◆ **TEXT BLOCK**

# Condiment sauce?



## my_psychosis (Apr 12, 2010)

I inherited an old cook book. Copy right 1961.

Anyway several of the recipes call for "Bottled thick condiment sauce"

I have no idea what they mean. Does anybody here know?

Please and thank you.


----------



## Andy M. (Apr 12, 2010)

I did a quick Google search and got A-1 steak sauce in one hit and soy sauce in another and different others in each hit.  So you'll have to try to deduce the sauce from the recipe. 

If you could post a couple of recipe names along with their ingredient lists, we might be able to guess.


----------



## Selkie (Apr 12, 2010)

Well, a condiment is something to enhance the flavor of something else. For instance, the following list of condiments aren't meant to be eaten by themselves, but added to something else to make it taste different or better.

Condiments (not all inclusive, of course);

Salt, pepper, ketchup, mustard, salad dressing, tartar sauce, relishes, dipping sauces, etc.


----------



## my_psychosis (Apr 12, 2010)

Ok Thanks

One recipe is an onion sauce

Melt 1/4 cup butter, add 3 cups sliced onions, cook untill deep brown. Add 2 cups boiling water, 1 tsp "bottled thick condiment sauce" stir. 
Combine 1/4 c cold water with cornstarch add to onion mixture, stir and cook till thick. Salt and peper to taste.


----------



## Mimizkitchen (Apr 12, 2010)

I also googled it and came up with any kind of thick condiment in a bottle.. Ketchup,A-1, salad dressings etc... I'm with Andy tell us more about the recipe and perhaps we can figure it out together...


----------



## mcnerd (Apr 12, 2010)

For 1 teaspoon you could use just about any of the condiment sauces already mentioned.  Most of the condiment sauces contains a spicy tomato mixture in a vinegar solution so 1 teaspoon of any of them would provide a subtle flavor boost.

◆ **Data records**
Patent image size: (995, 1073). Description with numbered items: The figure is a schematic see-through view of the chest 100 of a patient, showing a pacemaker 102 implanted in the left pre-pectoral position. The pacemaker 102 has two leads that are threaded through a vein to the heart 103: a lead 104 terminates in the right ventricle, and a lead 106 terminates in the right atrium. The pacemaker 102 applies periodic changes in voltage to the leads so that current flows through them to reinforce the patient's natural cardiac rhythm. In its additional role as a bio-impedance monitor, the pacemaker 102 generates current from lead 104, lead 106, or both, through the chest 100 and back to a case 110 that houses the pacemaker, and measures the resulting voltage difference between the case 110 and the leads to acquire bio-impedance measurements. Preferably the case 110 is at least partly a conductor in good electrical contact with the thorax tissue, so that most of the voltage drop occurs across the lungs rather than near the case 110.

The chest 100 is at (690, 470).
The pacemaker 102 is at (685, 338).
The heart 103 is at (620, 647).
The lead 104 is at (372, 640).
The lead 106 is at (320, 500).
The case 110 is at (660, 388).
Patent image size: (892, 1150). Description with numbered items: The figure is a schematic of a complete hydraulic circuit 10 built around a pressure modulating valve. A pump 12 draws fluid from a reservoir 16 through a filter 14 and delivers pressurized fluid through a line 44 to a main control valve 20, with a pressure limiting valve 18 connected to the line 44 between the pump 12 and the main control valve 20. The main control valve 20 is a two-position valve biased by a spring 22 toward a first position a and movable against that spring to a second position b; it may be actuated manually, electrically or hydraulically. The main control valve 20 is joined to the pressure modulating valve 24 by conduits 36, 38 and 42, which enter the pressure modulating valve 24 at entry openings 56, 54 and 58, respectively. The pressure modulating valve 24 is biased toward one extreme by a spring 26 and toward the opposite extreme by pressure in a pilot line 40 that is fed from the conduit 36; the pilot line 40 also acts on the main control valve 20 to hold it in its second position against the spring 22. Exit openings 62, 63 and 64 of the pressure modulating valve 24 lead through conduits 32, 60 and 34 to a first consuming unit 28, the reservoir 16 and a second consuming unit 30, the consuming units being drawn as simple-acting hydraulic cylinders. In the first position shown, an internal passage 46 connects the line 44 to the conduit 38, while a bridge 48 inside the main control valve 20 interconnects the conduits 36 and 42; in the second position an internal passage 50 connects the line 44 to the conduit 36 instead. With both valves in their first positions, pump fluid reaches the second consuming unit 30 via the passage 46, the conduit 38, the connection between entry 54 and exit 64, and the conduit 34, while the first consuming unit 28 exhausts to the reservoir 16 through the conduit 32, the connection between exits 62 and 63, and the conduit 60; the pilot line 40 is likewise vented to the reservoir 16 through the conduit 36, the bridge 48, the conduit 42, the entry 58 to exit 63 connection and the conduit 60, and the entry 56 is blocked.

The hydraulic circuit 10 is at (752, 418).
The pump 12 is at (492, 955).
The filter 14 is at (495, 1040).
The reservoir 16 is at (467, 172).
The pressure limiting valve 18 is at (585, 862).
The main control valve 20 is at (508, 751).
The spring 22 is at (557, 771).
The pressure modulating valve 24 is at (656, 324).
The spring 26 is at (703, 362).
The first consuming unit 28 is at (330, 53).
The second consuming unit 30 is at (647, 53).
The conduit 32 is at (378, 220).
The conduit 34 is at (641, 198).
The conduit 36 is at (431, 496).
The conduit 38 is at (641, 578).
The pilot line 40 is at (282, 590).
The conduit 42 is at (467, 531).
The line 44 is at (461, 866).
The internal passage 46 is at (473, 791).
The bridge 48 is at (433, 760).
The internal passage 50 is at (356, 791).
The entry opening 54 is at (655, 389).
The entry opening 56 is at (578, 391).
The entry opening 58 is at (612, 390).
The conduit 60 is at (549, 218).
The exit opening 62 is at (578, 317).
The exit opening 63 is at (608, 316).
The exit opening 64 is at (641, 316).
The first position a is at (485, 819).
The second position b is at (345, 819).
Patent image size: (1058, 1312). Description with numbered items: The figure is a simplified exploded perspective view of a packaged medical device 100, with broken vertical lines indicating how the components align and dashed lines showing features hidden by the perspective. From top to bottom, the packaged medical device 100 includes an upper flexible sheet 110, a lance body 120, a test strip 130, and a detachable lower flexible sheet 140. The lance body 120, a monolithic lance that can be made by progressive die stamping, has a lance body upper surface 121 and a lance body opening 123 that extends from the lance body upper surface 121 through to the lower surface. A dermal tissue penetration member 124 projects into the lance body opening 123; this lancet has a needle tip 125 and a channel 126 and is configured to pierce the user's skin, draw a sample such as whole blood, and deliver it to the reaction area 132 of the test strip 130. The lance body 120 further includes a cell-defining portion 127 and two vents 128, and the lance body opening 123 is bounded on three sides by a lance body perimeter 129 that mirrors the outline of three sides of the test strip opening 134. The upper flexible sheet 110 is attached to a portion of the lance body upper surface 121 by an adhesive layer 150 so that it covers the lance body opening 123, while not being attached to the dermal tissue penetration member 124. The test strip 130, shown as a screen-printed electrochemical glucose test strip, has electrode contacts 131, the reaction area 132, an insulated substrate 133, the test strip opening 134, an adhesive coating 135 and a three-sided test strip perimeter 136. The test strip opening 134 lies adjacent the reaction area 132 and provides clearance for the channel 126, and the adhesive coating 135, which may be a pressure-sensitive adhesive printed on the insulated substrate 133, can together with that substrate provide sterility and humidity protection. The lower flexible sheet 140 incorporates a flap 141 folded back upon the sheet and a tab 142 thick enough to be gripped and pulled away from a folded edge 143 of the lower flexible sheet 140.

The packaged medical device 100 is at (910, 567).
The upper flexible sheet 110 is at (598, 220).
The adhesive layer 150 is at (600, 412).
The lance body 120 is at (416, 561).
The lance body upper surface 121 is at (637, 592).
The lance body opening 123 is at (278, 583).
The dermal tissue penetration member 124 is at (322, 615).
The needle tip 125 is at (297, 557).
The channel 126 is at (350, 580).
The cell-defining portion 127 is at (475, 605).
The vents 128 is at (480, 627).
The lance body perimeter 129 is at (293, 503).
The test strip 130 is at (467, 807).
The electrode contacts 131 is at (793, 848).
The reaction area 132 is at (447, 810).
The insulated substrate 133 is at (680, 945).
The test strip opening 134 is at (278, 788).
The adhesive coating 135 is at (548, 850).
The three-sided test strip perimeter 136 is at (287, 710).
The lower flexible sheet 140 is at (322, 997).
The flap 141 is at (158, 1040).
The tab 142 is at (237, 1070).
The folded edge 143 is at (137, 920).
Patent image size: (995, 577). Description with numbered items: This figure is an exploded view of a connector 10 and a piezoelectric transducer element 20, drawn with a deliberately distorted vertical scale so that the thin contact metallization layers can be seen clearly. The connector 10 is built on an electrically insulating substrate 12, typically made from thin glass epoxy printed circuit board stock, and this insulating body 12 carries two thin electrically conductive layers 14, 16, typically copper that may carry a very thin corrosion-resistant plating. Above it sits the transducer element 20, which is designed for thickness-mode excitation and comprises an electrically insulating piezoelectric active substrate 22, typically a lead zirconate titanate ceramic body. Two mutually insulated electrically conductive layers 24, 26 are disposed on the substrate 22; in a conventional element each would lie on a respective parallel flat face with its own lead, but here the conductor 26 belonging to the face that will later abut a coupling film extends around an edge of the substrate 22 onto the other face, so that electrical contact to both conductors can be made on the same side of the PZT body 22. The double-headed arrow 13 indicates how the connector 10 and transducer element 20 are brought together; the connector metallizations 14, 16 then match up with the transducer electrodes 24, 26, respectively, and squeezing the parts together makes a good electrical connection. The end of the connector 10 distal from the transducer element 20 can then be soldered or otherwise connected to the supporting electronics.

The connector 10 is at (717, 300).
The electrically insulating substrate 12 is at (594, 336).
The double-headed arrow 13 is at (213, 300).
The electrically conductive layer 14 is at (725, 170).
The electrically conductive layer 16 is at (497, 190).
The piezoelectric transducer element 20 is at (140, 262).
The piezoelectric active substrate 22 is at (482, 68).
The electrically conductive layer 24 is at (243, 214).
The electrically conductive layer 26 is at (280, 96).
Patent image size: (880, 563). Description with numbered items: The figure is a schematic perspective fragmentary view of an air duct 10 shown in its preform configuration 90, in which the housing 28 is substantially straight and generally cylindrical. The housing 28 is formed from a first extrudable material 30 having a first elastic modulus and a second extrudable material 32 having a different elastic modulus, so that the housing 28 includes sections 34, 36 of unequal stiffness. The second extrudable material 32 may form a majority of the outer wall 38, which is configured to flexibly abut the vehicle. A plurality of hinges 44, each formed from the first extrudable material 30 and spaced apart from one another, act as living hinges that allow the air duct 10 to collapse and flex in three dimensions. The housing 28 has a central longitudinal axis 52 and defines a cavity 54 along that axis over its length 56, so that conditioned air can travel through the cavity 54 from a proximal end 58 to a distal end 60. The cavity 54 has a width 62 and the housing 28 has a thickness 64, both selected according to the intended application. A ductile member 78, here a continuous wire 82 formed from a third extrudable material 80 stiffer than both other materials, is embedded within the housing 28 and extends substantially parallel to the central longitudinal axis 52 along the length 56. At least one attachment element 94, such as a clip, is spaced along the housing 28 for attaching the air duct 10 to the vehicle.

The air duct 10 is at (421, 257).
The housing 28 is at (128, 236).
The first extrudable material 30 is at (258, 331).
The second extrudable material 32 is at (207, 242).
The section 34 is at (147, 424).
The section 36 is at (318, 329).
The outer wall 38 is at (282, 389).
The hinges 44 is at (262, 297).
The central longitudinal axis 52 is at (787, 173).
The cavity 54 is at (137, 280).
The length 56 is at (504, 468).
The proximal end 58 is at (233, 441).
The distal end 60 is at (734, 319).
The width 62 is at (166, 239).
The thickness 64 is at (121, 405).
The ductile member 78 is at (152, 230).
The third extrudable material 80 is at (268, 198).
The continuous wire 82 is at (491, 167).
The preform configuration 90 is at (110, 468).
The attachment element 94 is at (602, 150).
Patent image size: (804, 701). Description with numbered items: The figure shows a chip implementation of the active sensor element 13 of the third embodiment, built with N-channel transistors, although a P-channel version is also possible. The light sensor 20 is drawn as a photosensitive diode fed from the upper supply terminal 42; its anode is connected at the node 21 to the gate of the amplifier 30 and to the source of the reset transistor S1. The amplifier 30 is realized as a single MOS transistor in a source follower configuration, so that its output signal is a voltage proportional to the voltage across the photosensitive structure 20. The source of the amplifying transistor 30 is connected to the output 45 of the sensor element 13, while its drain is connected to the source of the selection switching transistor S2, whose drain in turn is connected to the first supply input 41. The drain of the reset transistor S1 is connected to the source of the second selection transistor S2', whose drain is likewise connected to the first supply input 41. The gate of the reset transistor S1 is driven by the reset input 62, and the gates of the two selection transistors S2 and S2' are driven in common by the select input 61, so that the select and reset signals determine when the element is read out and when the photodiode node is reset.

◆ **AIM OF THE EXERCISE**
Can you copy everything from "One recipe is" down to "Mimizkitchen (Apr 12, 2010)" in the condiment sauce thread above?

◆ **ANSWER IN FULL**
One recipe is an onion sauce

Melt 1/4 cup butter, add 3 cups sliced onions, cook untill deep brown. Add 2 cups boiling water, 1 tsp "bottled thick condiment sauce" stir. 
Combine 1/4 c cold water with cornstarch add to onion mixture, stir and cook till thick. Salt and peper to taste.


----------



## Mimizkitchen (Apr 12, 2010)